Material for the task:
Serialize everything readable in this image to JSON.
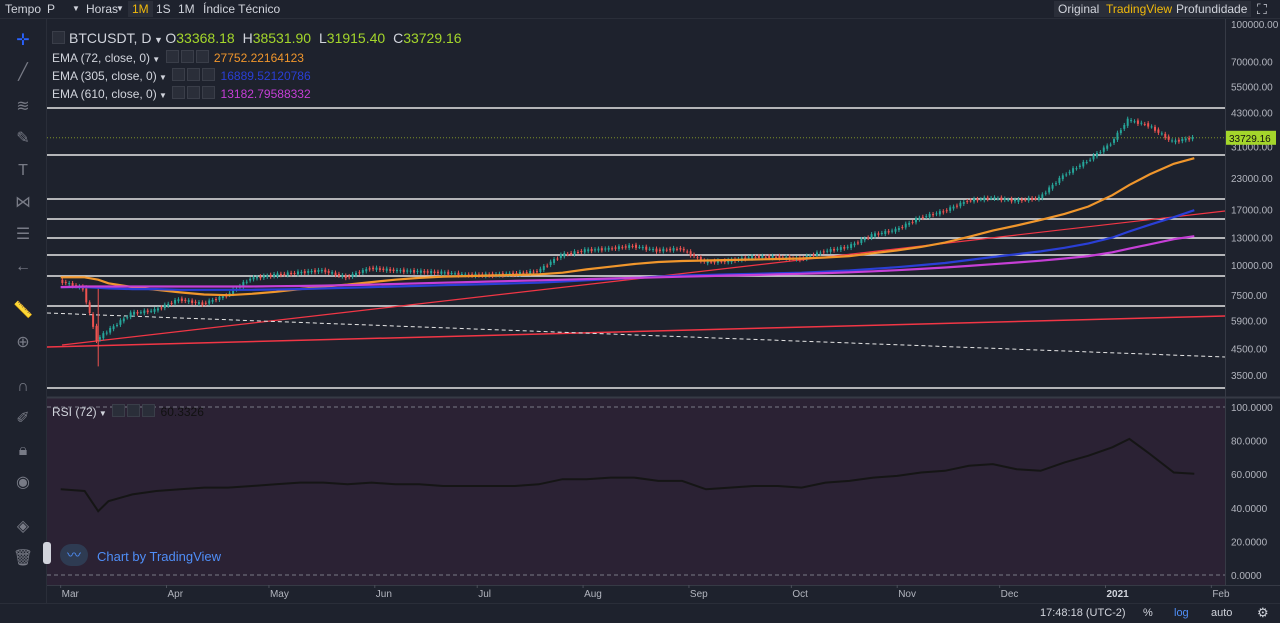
{
  "topbar": {
    "tempo": "Tempo",
    "symbol_sel": "P",
    "horas": "Horas",
    "tf_1m": "1M",
    "tf_1s": "1S",
    "tf_1M": "1M",
    "indicators": "Índice Técnico",
    "original": "Original",
    "tradingview": "TradingView",
    "depth": "Profundidade"
  },
  "legend": {
    "symbol": "BTCUSDT, D",
    "o_label": "O",
    "o_value": "33368.18",
    "h_label": "H",
    "h_value": "38531.90",
    "l_label": "L",
    "l_value": "31915.40",
    "c_label": "C",
    "c_value": "33729.16",
    "ema1_label": "EMA (72, close, 0)",
    "ema1_value": "27752.22164123",
    "ema2_label": "EMA (305, close, 0)",
    "ema2_value": "16889.52120786",
    "ema3_label": "EMA (610, close, 0)",
    "ema3_value": "13182.79588332",
    "rsi_label": "RSI (72)",
    "rsi_value": "60.3326",
    "watermark": "Chart by TradingView"
  },
  "bottombar": {
    "time": "17:48:18 (UTC-2)",
    "percent": "%",
    "log": "log",
    "auto": "auto"
  },
  "colors": {
    "up": "#26a69a",
    "down": "#ef5350",
    "ema72": "#f0962c",
    "ema305": "#2a3fd6",
    "ema610": "#c63fd6",
    "trend": "#f23645",
    "price_label": "#a4d62b"
  },
  "chart_data": {
    "type": "line",
    "symbol": "BTCUSDT",
    "interval": "D",
    "y_scale": "log",
    "y_ticks": [
      3500,
      4500,
      5900,
      7500,
      10000,
      13000,
      17000,
      23000,
      31000,
      43000,
      55000,
      70000,
      100000
    ],
    "y_tick_labels": [
      "3500.00",
      "4500.00",
      "5900.00",
      "7500.00",
      "10000.00",
      "13000.00",
      "17000.00",
      "23000.00",
      "31000.00",
      "43000.00",
      "55000.00",
      "70000.00",
      "100000.00"
    ],
    "x_tick_labels": [
      "Mar",
      "Apr",
      "May",
      "Jun",
      "Jul",
      "Aug",
      "Sep",
      "Oct",
      "Nov",
      "Dec",
      "2021",
      "Feb"
    ],
    "last_price": 33729.16,
    "last_price_label": "33729.16",
    "ohlc_last": {
      "open": 33368.18,
      "high": 38531.9,
      "low": 31915.4,
      "close": 33729.16
    },
    "x": [
      "2020-03-01",
      "2020-03-08",
      "2020-03-12",
      "2020-03-15",
      "2020-03-22",
      "2020-03-29",
      "2020-04-05",
      "2020-04-12",
      "2020-04-19",
      "2020-04-26",
      "2020-05-03",
      "2020-05-10",
      "2020-05-17",
      "2020-05-24",
      "2020-05-31",
      "2020-06-07",
      "2020-06-14",
      "2020-06-21",
      "2020-06-28",
      "2020-07-05",
      "2020-07-12",
      "2020-07-19",
      "2020-07-26",
      "2020-08-02",
      "2020-08-09",
      "2020-08-16",
      "2020-08-23",
      "2020-08-30",
      "2020-09-06",
      "2020-09-13",
      "2020-09-20",
      "2020-09-27",
      "2020-10-04",
      "2020-10-11",
      "2020-10-18",
      "2020-10-25",
      "2020-11-01",
      "2020-11-08",
      "2020-11-15",
      "2020-11-22",
      "2020-11-29",
      "2020-12-06",
      "2020-12-13",
      "2020-12-20",
      "2020-12-27",
      "2021-01-03",
      "2021-01-08",
      "2021-01-14",
      "2021-01-21",
      "2021-01-27"
    ],
    "series": [
      {
        "name": "BTCUSDT",
        "values": [
          8600,
          8000,
          4900,
          5300,
          6300,
          6500,
          7200,
          6900,
          7500,
          8800,
          9100,
          9300,
          9500,
          8900,
          9700,
          9500,
          9400,
          9300,
          9100,
          9100,
          9200,
          9400,
          11000,
          11500,
          11700,
          12000,
          11500,
          11700,
          10300,
          10400,
          10800,
          10800,
          10600,
          11400,
          11900,
          13300,
          14000,
          15700,
          16700,
          18500,
          19000,
          18500,
          19000,
          23500,
          27000,
          32000,
          40000,
          38000,
          32500,
          33729
        ]
      },
      {
        "name": "EMA (72, close, 0)",
        "values": [
          8900,
          8900,
          8700,
          8400,
          8100,
          7900,
          7700,
          7550,
          7500,
          7600,
          7750,
          7950,
          8150,
          8300,
          8500,
          8700,
          8850,
          8950,
          9000,
          9050,
          9100,
          9150,
          9300,
          9600,
          9850,
          10100,
          10300,
          10400,
          10450,
          10500,
          10550,
          10600,
          10650,
          10750,
          10900,
          11200,
          11500,
          11900,
          12400,
          13100,
          13900,
          14600,
          15400,
          16300,
          17500,
          19500,
          21500,
          23800,
          26300,
          27752
        ]
      },
      {
        "name": "EMA (305, close, 0)",
        "values": [
          8100,
          8100,
          8050,
          8000,
          7950,
          7950,
          7900,
          7900,
          7900,
          7900,
          7920,
          7950,
          8000,
          8050,
          8100,
          8150,
          8200,
          8250,
          8300,
          8350,
          8400,
          8450,
          8550,
          8650,
          8750,
          8850,
          8950,
          9050,
          9100,
          9150,
          9200,
          9250,
          9300,
          9400,
          9500,
          9650,
          9800,
          10000,
          10200,
          10500,
          10800,
          11100,
          11400,
          11800,
          12300,
          13000,
          13800,
          14700,
          15800,
          16889
        ]
      },
      {
        "name": "EMA (610, close, 0)",
        "values": [
          8100,
          8150,
          8150,
          8150,
          8150,
          8150,
          8150,
          8150,
          8150,
          8150,
          8170,
          8190,
          8220,
          8260,
          8300,
          8350,
          8400,
          8450,
          8500,
          8550,
          8600,
          8650,
          8700,
          8750,
          8800,
          8850,
          8900,
          8950,
          9000,
          9050,
          9100,
          9150,
          9200,
          9260,
          9330,
          9420,
          9520,
          9640,
          9770,
          9920,
          10080,
          10250,
          10430,
          10650,
          10900,
          11300,
          11700,
          12200,
          12800,
          13182
        ]
      }
    ],
    "rsi": {
      "name": "RSI (72)",
      "last": 60.3326,
      "y_ticks": [
        0,
        20,
        40,
        60,
        80,
        100
      ],
      "y_tick_labels": [
        "0.0000",
        "20.0000",
        "40.0000",
        "60.0000",
        "80.0000",
        "100.0000"
      ],
      "values": [
        51,
        50,
        38,
        44,
        48,
        50,
        51,
        52,
        52,
        53,
        54,
        55,
        55,
        54,
        55,
        54,
        54,
        53,
        53,
        53,
        53,
        54,
        57,
        57,
        58,
        58,
        56,
        56,
        51,
        52,
        53,
        53,
        52,
        55,
        56,
        58,
        59,
        61,
        62,
        65,
        66,
        63,
        62,
        67,
        71,
        76,
        81,
        72,
        61,
        60.3
      ]
    }
  }
}
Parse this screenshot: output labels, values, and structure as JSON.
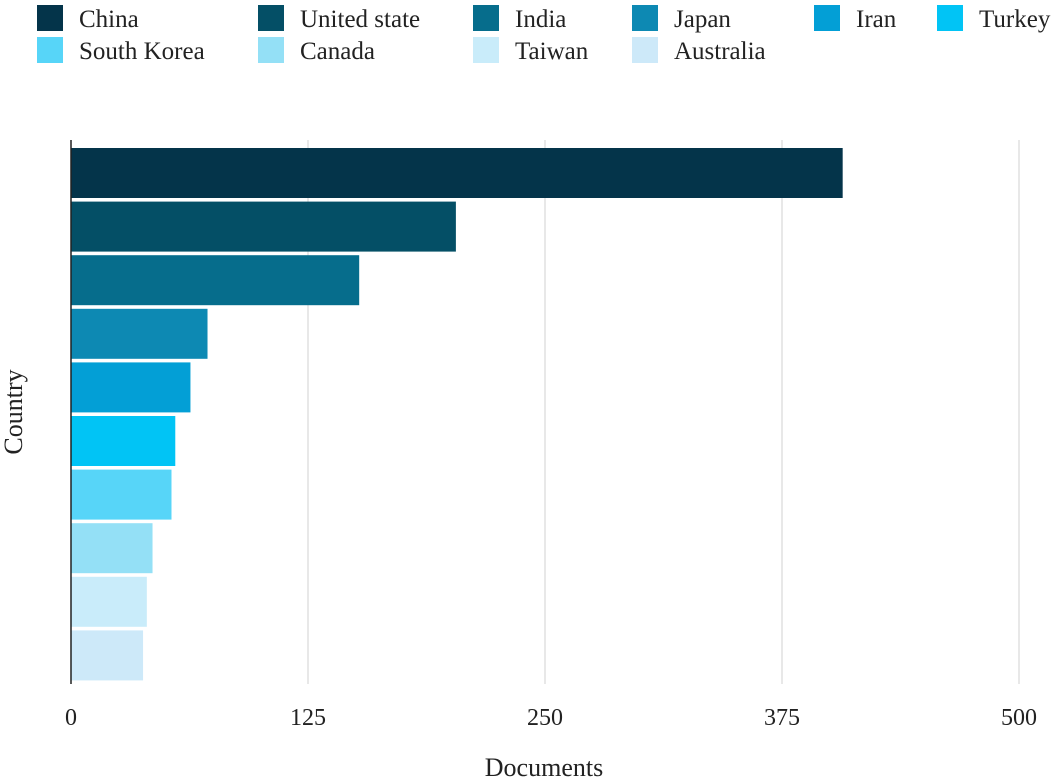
{
  "chart_data": {
    "type": "bar",
    "orientation": "horizontal",
    "xlabel": "Documents",
    "ylabel": "Country",
    "xlim": [
      0,
      500
    ],
    "xticks": [
      0,
      125,
      250,
      375,
      500
    ],
    "grid": true,
    "legend_position": "top",
    "categories": [
      "China",
      "United state",
      "India",
      "Japan",
      "Iran",
      "Turkey",
      "South Korea",
      "Canada",
      "Taiwan",
      "Australia"
    ],
    "values": [
      407,
      203,
      152,
      72,
      63,
      55,
      53,
      43,
      40,
      38
    ],
    "colors": [
      "#04344a",
      "#044f66",
      "#066d8c",
      "#0d89b3",
      "#039fd6",
      "#01c4f5",
      "#57d5f8",
      "#94e0f6",
      "#c9ecfa",
      "#cde9f9"
    ]
  }
}
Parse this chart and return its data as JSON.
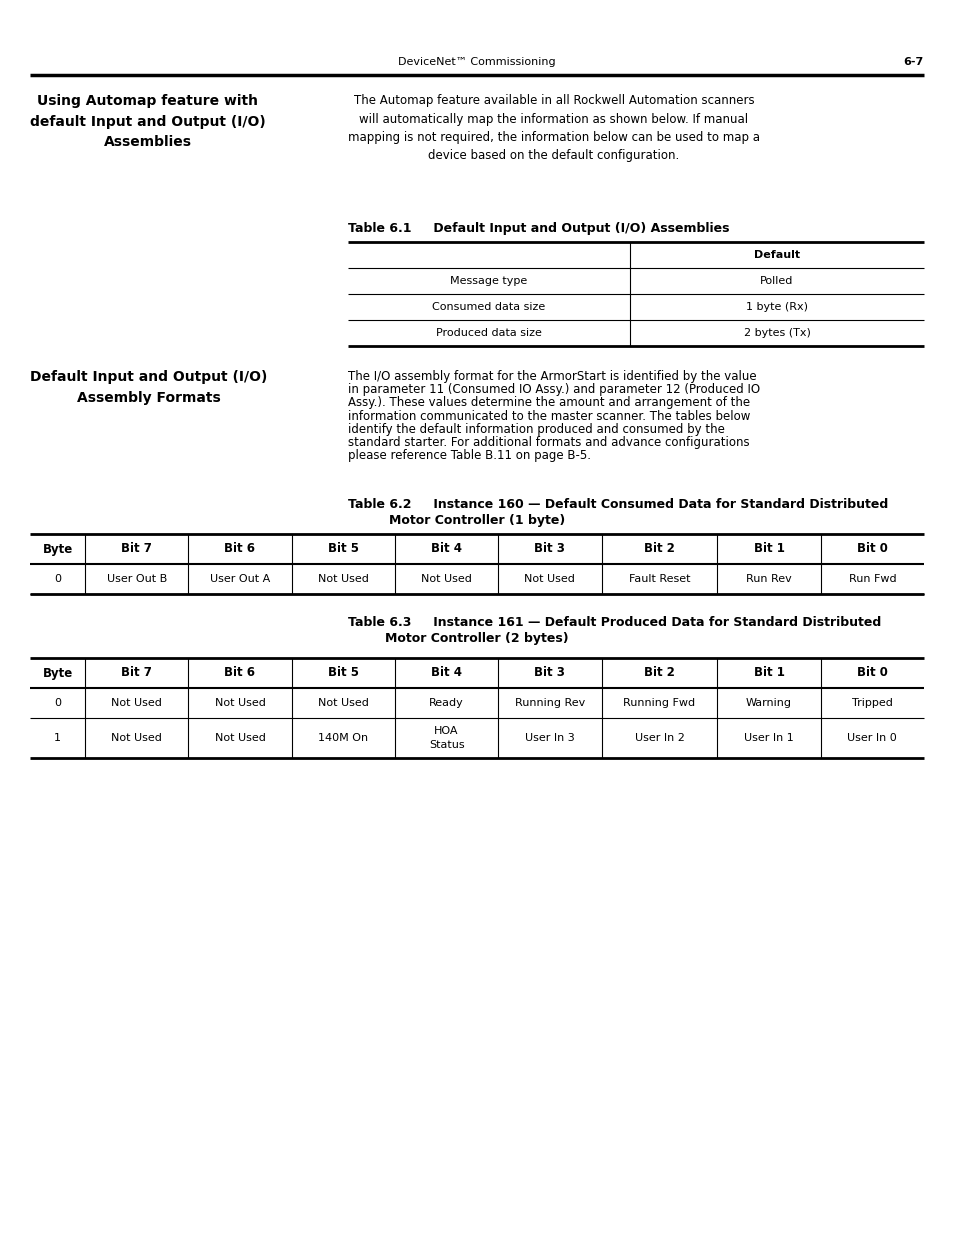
{
  "page_header_left": "DeviceNet™ Commissioning",
  "page_header_right": "6-7",
  "section1_title": "Using Automap feature with\ndefault Input and Output (I/O)\nAssemblies",
  "section1_body": "The Automap feature available in all Rockwell Automation scanners\nwill automatically map the information as shown below. If manual\nmapping is not required, the information below can be used to map a\ndevice based on the default configuration.",
  "table1_title": "Table 6.1     Default Input and Output (I/O) Assemblies",
  "table1_data": [
    [
      "",
      "Default"
    ],
    [
      "Message type",
      "Polled"
    ],
    [
      "Consumed data size",
      "1 byte (Rx)"
    ],
    [
      "Produced data size",
      "2 bytes (Tx)"
    ]
  ],
  "section2_title": "Default Input and Output (I/O)\nAssembly Formats",
  "section2_body_lines": [
    "The I/O assembly format for the ArmorStart is identified by the value",
    "in parameter 11 (Consumed IO Assy.) and parameter 12 (Produced IO",
    "Assy.). These values determine the amount and arrangement of the",
    "information communicated to the master scanner. The tables below",
    "identify the ⁠default⁠ information produced and consumed by the",
    "standard starter. For additional formats and advance configurations",
    "please reference Table B.11 on page B-5."
  ],
  "underline_line_index": 4,
  "underline_word": "default",
  "table2_title_line1": "Table 6.2     Instance 160 — Default Consumed Data for Standard Distributed",
  "table2_title_line2": "Motor Controller (1 byte)",
  "table2_headers": [
    "Byte",
    "Bit 7",
    "Bit 6",
    "Bit 5",
    "Bit 4",
    "Bit 3",
    "Bit 2",
    "Bit 1",
    "Bit 0"
  ],
  "table2_data": [
    [
      "0",
      "User Out B",
      "User Out A",
      "Not Used",
      "Not Used",
      "Not Used",
      "Fault Reset",
      "Run Rev",
      "Run Fwd"
    ]
  ],
  "table3_title_line1": "Table 6.3     Instance 161 — Default Produced Data for Standard Distributed",
  "table3_title_line2": "Motor Controller (2 bytes)",
  "table3_headers": [
    "Byte",
    "Bit 7",
    "Bit 6",
    "Bit 5",
    "Bit 4",
    "Bit 3",
    "Bit 2",
    "Bit 1",
    "Bit 0"
  ],
  "table3_data": [
    [
      "0",
      "Not Used",
      "Not Used",
      "Not Used",
      "Ready",
      "Running Rev",
      "Running Fwd",
      "Warning",
      "Tripped"
    ],
    [
      "1",
      "Not Used",
      "Not Used",
      "140M On",
      "HOA\nStatus",
      "User In 3",
      "User In 2",
      "User In 1",
      "User In 0"
    ]
  ],
  "bg_color": "#ffffff",
  "text_color": "#000000"
}
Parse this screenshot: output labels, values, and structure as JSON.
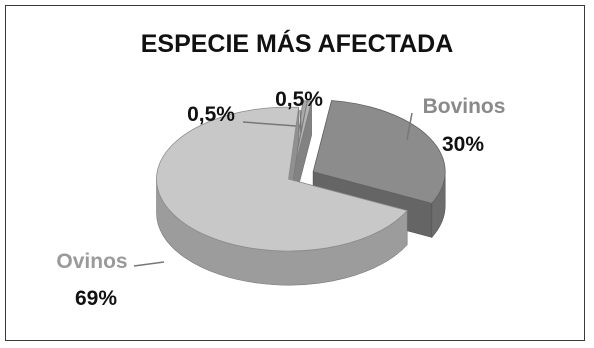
{
  "chart_data": {
    "type": "pie",
    "title": "ESPECIE MÁS AFECTADA",
    "style": "3d-exploded",
    "legend": "none",
    "slices": [
      {
        "name": "Bovinos",
        "value": 30,
        "label": "30%",
        "color": "#8c8c8c",
        "name_color": "#8a8a8a"
      },
      {
        "name": "Ovinos",
        "value": 69,
        "label": "69%",
        "color": "#c8c8c8",
        "name_color": "#9a9a9a"
      },
      {
        "name": "",
        "value": 0.5,
        "label": "0,5%",
        "color": "#a9a9a9"
      },
      {
        "name": "",
        "value": 0.5,
        "label": "0,5%",
        "color": "#b5b5b5"
      }
    ]
  }
}
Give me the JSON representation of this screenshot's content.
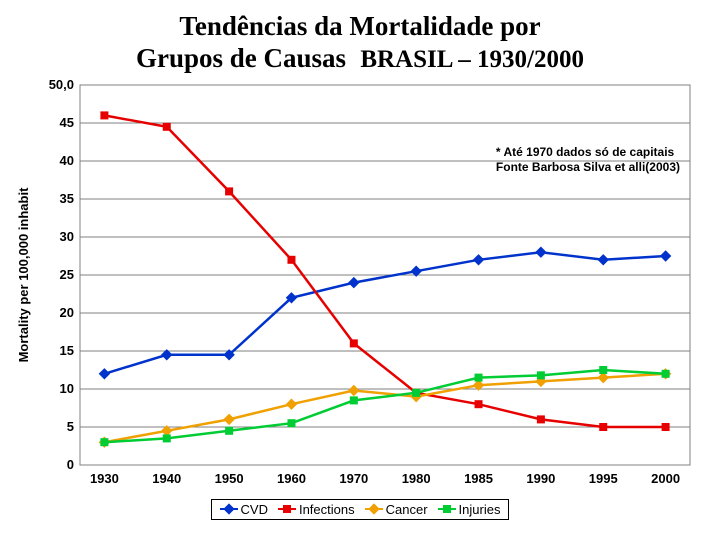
{
  "title_line1": "Tendências da Mortalidade por",
  "title_line2_a": "Grupos de Causas",
  "title_line2_b": "BRASIL – 1930/2000",
  "title_fontsize": 27,
  "title_fontsize_sub": 25,
  "title_color": "#000000",
  "chart": {
    "type": "line",
    "ylabel": "Mortality per 100,000 inhabit",
    "ylabel_fontsize": 13,
    "ylim": [
      0,
      50
    ],
    "yticks": [
      0,
      5,
      10,
      15,
      20,
      25,
      30,
      35,
      40,
      45,
      50
    ],
    "ytick_labels": [
      "0",
      "5",
      "10",
      "15",
      "20",
      "25",
      "30",
      "35",
      "40",
      "45",
      "50,0"
    ],
    "categories": [
      "1930",
      "1940",
      "1950",
      "1960",
      "1970",
      "1980",
      "1985",
      "1990",
      "1995",
      "2000"
    ],
    "axis_fontsize": 13,
    "axis_fontweight": "bold",
    "background_color": "#ffffff",
    "grid_color": "#000000",
    "series": [
      {
        "name": "CVD",
        "color": "#0033cc",
        "marker": "diamond",
        "values": [
          12,
          14.5,
          14.5,
          22,
          24,
          25.5,
          27,
          28,
          27,
          27.5
        ]
      },
      {
        "name": "Infections",
        "color": "#e60000",
        "marker": "square",
        "values": [
          46,
          44.5,
          36,
          27,
          16,
          9.5,
          8,
          6,
          5,
          5
        ]
      },
      {
        "name": "Cancer",
        "color": "#f0a000",
        "marker": "diamond",
        "values": [
          3,
          4.5,
          6,
          8,
          9.8,
          9,
          10.5,
          11,
          11.5,
          12
        ]
      },
      {
        "name": "Injuries",
        "color": "#00cc33",
        "marker": "square",
        "values": [
          3,
          3.5,
          4.5,
          5.5,
          8.5,
          9.5,
          11.5,
          11.8,
          12.5,
          12
        ]
      }
    ],
    "line_width": 2.5,
    "marker_size": 8,
    "plot_border_color": "#808080"
  },
  "note_line1": "* Até 1970 dados só de capitais",
  "note_line2": "Fonte Barbosa Silva et alli(2003)",
  "legend_prefix_cvd": "CVD",
  "legend_prefix_inf": "Infections",
  "legend_prefix_can": "Cancer",
  "legend_prefix_inj": "Injuries"
}
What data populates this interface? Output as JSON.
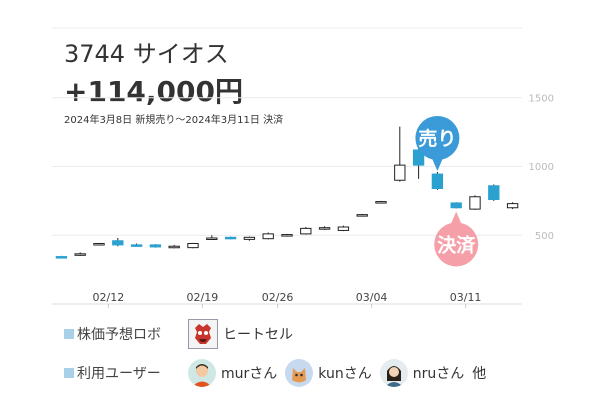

Task prompt: Report every line containing the word "JSON" from the listing above.

Solution to the exercise:
Serialize everything readable in this image to JSON.
Parse this screenshot: output labels, values, and structure as JSON.
Parse this chart and return its data as JSON.
Parse this screenshot: output labels, values, and structure as JSON.
Give me the JSON representation of this screenshot's content.
What data populates this interface? Output as JSON.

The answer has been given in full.